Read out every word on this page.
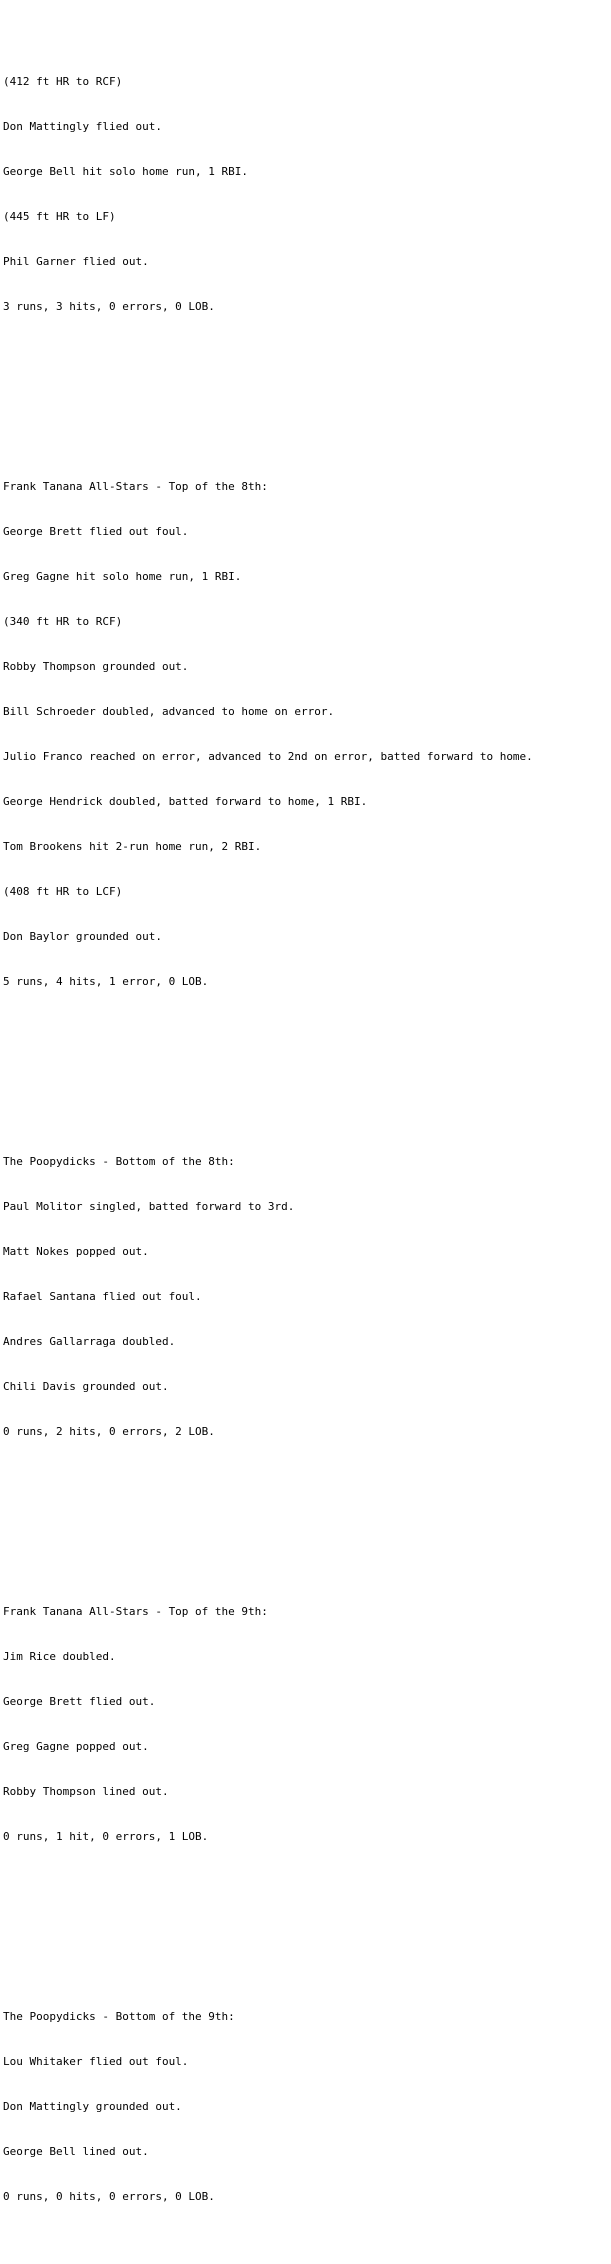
(412 ft HR to RCF)

Don Mattingly flied out.

George Bell hit solo home run, 1 RBI.

(445 ft HR to LF)

Phil Garner flied out.

3 runs, 3 hits, 0 errors, 0 LOB.

Frank Tanana All-Stars - Top of the 8th:

George Brett flied out foul.

Greg Gagne hit solo home run, 1 RBI.

(340 ft HR to RCF)

Robby Thompson grounded out.

Bill Schroeder doubled, advanced to home on error.

Julio Franco reached on error, advanced to 2nd on error, batted forward to home.

George Hendrick doubled, batted forward to home, 1 RBI.

Tom Brookens hit 2-run home run, 2 RBI.

(408 ft HR to LCF)

Don Baylor grounded out.

5 runs, 4 hits, 1 error, 0 LOB.

The Poopydicks - Bottom of the 8th:

Paul Molitor singled, batted forward to 3rd.

Matt Nokes popped out.

Rafael Santana flied out foul.

Andres Gallarraga doubled.

Chili Davis grounded out.

0 runs, 2 hits, 0 errors, 2 LOB.

Frank Tanana All-Stars - Top of the 9th:

Jim Rice doubled.

George Brett flied out.

Greg Gagne popped out.

Robby Thompson lined out.

0 runs, 1 hit, 0 errors, 1 LOB.

The Poopydicks - Bottom of the 9th:

Lou Whitaker flied out foul.

Don Mattingly grounded out.

George Bell lined out.

0 runs, 0 hits, 0 errors, 0 LOB.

——

=== SET TASK ===
All records above are to be printed exactly, minus the pictures they contain.

=== FINISHED EXERCISE ===
Read out every word on this page.
(412 ft HR to RCF)

Don Mattingly flied out.

George Bell hit solo home run, 1 RBI.

(445 ft HR to LF)

Phil Garner flied out.

3 runs, 3 hits, 0 errors, 0 LOB.

Frank Tanana All-Stars - Top of the 8th:

George Brett flied out foul.

Greg Gagne hit solo home run, 1 RBI.

(340 ft HR to RCF)

Robby Thompson grounded out.

Bill Schroeder doubled, advanced to home on error.

Julio Franco reached on error, advanced to 2nd on error, batted forward to home.

George Hendrick doubled, batted forward to home, 1 RBI.

Tom Brookens hit 2-run home run, 2 RBI.

(408 ft HR to LCF)

Don Baylor grounded out.

5 runs, 4 hits, 1 error, 0 LOB.

The Poopydicks - Bottom of the 8th:

Paul Molitor singled, batted forward to 3rd.

Matt Nokes popped out.

Rafael Santana flied out foul.

Andres Gallarraga doubled.

Chili Davis grounded out.

0 runs, 2 hits, 0 errors, 2 LOB.

Frank Tanana All-Stars - Top of the 9th:

Jim Rice doubled.

George Brett flied out.

Greg Gagne popped out.

Robby Thompson lined out.

0 runs, 1 hit, 0 errors, 1 LOB.

The Poopydicks - Bottom of the 9th:

Lou Whitaker flied out foul.

Don Mattingly grounded out.

George Bell lined out.

0 runs, 0 hits, 0 errors, 0 LOB.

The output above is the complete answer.